* _Given task_:
Look through the listing for the word "Elämäntaitokurssin". Copy each line that has it.
[start]
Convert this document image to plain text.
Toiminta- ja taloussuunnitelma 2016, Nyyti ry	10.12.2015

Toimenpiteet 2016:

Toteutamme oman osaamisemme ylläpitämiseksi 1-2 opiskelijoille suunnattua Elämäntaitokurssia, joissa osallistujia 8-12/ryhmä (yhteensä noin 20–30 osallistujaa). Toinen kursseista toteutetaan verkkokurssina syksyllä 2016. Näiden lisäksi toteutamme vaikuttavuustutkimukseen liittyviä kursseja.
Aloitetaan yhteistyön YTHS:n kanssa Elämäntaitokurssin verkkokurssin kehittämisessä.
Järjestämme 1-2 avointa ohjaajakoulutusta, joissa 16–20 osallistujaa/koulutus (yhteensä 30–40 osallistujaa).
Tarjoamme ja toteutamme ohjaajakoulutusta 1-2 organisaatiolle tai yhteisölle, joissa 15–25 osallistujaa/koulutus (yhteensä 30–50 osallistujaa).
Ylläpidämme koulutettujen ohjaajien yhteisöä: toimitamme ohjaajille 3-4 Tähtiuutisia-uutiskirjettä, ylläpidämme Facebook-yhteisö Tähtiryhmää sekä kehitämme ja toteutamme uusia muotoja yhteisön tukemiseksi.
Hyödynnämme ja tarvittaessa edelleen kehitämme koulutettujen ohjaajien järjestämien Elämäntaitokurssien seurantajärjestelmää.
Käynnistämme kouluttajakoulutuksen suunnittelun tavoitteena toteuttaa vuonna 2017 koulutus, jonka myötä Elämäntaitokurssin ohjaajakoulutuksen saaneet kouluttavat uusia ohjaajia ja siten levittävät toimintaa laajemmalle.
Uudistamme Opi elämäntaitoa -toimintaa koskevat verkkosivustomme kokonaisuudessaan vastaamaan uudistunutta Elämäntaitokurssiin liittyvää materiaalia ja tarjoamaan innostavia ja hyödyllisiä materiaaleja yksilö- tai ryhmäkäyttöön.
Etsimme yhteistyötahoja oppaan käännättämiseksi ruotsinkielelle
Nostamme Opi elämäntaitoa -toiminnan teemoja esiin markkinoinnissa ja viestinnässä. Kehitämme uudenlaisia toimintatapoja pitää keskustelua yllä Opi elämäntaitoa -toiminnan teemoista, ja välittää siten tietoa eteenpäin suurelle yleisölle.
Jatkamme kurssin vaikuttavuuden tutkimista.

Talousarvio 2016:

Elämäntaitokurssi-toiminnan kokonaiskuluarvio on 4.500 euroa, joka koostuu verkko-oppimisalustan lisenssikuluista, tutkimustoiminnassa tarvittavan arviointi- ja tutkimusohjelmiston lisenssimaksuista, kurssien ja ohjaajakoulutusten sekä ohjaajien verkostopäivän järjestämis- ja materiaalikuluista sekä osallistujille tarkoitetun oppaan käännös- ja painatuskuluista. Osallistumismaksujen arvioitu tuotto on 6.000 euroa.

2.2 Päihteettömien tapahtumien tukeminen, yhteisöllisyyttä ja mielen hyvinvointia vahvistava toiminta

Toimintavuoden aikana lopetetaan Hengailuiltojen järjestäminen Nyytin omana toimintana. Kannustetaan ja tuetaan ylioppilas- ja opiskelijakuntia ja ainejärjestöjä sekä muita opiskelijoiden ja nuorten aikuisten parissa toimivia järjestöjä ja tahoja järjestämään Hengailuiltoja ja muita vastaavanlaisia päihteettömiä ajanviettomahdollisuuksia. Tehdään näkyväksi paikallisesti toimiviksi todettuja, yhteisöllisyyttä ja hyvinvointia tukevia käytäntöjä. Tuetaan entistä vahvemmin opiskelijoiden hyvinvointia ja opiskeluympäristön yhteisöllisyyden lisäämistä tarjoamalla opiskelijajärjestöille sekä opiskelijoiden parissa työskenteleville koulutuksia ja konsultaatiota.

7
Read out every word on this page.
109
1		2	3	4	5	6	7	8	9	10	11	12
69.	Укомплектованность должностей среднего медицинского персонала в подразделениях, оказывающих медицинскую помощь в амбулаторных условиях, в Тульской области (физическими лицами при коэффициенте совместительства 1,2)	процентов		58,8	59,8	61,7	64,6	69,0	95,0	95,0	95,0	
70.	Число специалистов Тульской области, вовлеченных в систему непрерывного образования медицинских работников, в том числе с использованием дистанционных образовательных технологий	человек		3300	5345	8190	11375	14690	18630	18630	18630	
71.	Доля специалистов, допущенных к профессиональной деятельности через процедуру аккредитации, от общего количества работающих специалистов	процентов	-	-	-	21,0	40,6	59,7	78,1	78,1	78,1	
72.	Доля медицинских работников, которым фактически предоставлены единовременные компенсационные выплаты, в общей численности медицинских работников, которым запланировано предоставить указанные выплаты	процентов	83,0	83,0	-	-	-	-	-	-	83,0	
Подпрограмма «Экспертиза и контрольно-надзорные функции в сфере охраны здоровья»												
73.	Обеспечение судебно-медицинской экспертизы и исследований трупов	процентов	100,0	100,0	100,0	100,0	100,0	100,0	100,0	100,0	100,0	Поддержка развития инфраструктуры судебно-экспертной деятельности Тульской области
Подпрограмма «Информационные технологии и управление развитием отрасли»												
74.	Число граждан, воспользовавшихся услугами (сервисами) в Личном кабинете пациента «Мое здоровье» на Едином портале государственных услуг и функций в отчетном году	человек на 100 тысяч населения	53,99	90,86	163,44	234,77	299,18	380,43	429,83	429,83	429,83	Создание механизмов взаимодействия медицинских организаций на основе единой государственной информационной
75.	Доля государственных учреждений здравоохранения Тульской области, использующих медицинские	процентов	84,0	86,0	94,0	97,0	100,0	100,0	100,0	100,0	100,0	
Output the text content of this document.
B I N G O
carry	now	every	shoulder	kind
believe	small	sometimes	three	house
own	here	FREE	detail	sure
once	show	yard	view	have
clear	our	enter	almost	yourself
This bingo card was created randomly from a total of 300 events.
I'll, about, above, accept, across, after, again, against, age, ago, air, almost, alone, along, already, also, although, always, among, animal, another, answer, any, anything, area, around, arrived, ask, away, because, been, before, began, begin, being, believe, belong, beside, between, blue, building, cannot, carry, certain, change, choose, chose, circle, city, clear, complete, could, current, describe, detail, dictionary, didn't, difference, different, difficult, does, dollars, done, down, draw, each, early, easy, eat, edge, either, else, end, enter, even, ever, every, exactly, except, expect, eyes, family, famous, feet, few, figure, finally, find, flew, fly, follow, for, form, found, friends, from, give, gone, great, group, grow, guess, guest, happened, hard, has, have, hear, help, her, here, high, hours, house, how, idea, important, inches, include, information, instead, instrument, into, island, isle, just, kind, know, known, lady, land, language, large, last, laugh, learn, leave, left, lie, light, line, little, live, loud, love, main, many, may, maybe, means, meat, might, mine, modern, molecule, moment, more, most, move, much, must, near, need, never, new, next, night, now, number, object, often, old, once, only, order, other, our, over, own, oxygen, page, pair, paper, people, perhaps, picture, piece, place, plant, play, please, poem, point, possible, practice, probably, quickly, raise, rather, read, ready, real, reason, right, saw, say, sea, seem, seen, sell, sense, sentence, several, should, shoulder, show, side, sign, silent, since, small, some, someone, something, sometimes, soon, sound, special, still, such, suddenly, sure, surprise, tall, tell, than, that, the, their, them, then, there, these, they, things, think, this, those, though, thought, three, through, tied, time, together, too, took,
[end]
* _Final result_:
Aloitetaan yhteistyön YTHS:n kanssa Elämäntaitokurssin verkkokurssin kehittämisessä.
Käynnistämme kouluttajakoulutuksen suunnittelun tavoitteena toteuttaa vuonna 2017 koulutus, jonka myötä Elämäntaitokurssin ohjaajakoulutuksen saaneet kouluttavat uusia ohjaajia ja siten levittävät toimintaa laajemmalle.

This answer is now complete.